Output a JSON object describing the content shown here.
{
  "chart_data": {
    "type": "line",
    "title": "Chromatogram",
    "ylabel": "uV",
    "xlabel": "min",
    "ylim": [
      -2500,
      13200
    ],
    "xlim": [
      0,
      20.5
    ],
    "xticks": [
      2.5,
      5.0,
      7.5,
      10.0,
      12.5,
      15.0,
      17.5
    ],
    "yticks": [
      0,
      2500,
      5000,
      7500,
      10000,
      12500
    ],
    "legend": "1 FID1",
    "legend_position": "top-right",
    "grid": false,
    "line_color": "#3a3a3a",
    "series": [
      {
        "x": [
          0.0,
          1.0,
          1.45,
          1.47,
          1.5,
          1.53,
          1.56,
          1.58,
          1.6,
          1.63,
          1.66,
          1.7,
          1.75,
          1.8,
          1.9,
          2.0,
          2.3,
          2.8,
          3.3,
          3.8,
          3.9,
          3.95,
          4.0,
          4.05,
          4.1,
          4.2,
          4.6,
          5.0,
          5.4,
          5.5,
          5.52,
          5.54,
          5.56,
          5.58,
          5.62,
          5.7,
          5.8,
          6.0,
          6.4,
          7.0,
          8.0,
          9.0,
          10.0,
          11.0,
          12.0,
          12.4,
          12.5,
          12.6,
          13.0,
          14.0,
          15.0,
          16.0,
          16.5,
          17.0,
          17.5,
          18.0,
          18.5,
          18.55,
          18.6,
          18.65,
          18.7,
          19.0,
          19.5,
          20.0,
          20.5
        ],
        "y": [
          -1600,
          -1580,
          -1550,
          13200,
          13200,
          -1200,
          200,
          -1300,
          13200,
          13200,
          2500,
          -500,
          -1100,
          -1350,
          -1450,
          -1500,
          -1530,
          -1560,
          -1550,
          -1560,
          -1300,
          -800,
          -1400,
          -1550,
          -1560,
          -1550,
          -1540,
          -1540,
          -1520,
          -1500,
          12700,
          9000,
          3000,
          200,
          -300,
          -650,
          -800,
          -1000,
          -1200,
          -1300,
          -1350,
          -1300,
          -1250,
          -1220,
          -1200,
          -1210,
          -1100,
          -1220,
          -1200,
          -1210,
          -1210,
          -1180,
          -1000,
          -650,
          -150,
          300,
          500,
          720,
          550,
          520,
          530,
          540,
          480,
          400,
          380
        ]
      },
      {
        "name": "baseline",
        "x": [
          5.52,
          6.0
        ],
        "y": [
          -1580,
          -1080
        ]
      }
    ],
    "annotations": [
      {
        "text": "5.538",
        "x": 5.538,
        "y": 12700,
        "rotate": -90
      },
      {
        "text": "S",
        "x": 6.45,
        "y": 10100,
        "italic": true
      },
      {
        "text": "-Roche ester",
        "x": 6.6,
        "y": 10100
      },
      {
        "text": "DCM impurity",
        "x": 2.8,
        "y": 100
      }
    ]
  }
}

— What to do —
Pick every line with "text" in it and copy it.

— Answer to this exercise —
        "text": "5.538",
        "text": "S",
        "text": "-Roche ester",
        "text": "DCM impurity",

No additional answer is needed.